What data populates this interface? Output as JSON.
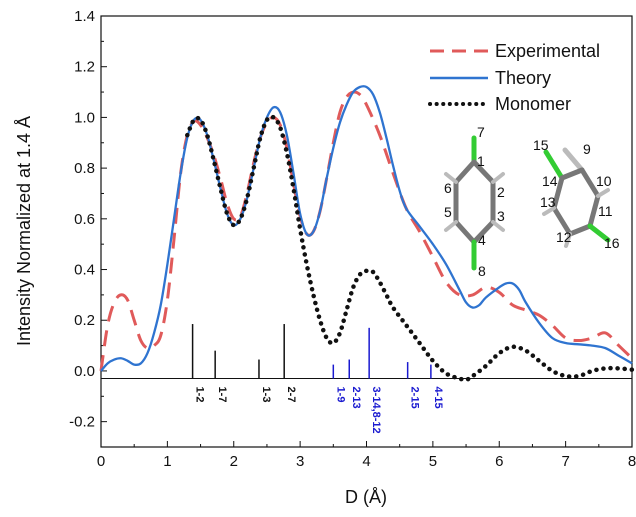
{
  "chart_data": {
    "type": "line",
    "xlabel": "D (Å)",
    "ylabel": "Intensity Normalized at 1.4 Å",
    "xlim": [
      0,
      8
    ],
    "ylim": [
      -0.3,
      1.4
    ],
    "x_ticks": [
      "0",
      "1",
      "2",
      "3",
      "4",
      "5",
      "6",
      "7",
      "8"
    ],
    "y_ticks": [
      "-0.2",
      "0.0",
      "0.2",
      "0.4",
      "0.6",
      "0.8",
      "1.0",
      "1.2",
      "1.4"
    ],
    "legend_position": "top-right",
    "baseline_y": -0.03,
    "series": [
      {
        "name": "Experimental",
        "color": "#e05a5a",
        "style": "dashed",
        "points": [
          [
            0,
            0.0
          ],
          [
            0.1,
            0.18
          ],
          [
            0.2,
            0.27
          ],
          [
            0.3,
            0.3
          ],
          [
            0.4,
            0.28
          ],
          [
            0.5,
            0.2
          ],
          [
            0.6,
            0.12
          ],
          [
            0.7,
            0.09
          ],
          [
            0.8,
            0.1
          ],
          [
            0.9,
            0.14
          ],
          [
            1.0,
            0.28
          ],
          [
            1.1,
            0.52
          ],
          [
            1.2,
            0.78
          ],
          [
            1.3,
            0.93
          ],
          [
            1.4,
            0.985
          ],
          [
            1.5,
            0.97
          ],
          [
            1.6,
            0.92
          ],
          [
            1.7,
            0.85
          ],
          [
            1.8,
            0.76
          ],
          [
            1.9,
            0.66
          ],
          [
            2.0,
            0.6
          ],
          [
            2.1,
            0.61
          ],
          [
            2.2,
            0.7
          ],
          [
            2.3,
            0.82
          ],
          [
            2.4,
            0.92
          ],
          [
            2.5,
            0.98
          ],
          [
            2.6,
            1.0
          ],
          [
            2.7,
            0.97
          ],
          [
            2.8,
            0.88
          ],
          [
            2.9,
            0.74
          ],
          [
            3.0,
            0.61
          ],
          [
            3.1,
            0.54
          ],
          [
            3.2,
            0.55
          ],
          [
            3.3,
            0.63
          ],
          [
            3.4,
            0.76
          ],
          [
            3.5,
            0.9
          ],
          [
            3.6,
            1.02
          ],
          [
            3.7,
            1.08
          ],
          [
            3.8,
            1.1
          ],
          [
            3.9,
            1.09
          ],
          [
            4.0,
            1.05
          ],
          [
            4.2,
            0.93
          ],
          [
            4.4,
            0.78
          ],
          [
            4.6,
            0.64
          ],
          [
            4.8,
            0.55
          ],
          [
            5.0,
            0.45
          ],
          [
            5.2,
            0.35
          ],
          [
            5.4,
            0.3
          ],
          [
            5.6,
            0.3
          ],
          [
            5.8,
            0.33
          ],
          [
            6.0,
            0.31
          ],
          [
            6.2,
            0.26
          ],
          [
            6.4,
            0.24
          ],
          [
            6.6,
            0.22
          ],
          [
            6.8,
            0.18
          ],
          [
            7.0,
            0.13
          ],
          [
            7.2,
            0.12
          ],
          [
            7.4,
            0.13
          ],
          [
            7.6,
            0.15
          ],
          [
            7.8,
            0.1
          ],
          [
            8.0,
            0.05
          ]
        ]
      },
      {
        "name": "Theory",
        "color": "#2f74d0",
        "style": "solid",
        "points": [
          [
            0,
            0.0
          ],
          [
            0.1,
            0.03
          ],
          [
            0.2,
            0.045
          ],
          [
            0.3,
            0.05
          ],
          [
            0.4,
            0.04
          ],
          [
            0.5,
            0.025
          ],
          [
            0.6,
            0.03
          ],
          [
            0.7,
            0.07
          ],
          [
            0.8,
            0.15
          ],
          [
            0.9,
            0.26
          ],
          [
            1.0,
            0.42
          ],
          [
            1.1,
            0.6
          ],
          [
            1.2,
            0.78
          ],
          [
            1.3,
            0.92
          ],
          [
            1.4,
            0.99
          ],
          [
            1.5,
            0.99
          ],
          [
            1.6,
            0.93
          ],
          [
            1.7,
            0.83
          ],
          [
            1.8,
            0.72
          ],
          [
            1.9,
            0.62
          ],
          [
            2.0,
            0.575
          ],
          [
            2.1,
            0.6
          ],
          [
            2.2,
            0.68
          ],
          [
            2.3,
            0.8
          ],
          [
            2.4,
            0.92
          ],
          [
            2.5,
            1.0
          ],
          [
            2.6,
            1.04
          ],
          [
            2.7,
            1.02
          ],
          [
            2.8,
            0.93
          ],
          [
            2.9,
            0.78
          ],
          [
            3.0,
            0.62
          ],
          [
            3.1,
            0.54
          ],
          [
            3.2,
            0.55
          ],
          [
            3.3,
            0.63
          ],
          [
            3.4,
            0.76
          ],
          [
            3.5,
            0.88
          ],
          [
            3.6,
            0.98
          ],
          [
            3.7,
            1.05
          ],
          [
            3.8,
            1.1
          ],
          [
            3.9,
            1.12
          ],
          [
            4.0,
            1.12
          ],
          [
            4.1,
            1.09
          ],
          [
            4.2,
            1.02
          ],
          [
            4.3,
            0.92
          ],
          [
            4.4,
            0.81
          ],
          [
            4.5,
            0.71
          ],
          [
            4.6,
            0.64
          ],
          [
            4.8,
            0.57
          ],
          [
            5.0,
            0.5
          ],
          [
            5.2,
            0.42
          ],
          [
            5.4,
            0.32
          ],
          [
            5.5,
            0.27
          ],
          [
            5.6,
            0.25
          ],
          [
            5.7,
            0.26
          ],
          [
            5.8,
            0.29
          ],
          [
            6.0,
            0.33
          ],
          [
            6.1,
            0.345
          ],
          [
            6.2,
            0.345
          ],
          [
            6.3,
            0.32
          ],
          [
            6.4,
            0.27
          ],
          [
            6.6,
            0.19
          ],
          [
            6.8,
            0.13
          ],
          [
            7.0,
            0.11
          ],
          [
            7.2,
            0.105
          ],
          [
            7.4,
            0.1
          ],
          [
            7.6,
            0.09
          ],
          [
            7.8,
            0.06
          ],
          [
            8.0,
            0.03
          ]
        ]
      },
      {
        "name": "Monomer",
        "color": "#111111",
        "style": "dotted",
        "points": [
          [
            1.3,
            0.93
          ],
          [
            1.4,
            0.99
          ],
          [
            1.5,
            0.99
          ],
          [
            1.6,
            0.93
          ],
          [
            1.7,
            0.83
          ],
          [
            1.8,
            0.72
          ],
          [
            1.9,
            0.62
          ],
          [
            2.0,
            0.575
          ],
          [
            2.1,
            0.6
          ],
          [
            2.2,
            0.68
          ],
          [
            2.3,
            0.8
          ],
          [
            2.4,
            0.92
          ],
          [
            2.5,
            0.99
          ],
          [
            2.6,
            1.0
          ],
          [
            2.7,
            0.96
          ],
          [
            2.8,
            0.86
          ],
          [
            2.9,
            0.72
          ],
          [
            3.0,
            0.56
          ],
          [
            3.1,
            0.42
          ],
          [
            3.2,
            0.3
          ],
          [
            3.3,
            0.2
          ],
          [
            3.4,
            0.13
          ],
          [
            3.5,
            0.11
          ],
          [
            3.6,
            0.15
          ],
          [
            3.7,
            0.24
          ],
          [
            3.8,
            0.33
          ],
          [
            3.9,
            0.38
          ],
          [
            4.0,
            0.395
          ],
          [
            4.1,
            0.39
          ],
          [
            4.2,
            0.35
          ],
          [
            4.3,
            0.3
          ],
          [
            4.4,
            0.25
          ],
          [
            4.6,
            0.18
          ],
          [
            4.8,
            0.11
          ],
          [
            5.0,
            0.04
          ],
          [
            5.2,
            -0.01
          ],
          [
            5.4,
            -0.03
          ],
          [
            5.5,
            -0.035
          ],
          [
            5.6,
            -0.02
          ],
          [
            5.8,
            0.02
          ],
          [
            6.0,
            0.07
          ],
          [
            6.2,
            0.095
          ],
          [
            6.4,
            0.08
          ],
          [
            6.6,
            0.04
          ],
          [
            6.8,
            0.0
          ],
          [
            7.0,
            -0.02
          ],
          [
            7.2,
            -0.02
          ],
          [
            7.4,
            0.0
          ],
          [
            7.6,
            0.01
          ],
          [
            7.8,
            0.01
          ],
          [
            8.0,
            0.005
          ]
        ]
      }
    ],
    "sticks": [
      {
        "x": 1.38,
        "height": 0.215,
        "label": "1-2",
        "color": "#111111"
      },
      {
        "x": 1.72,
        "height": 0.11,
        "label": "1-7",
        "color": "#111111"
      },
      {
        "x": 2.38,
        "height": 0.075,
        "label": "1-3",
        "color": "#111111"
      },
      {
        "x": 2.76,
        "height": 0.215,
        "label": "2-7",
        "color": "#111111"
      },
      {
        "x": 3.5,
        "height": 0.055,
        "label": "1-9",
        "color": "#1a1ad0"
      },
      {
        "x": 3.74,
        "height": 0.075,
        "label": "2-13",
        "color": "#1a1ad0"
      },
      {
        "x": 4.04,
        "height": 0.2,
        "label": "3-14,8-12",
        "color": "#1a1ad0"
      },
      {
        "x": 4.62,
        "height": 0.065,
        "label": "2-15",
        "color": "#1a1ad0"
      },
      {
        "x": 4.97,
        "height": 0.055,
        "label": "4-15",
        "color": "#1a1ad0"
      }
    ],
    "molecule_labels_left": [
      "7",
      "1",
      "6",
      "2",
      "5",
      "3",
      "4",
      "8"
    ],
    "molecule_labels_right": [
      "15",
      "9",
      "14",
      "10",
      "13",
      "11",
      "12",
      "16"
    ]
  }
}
**********
→ REQUEST:
List every line in the records above that contains the word "name".

→ FINAL RESULT:
        "name": "Experimental",
        "name": "Theory",
        "name": "Monomer",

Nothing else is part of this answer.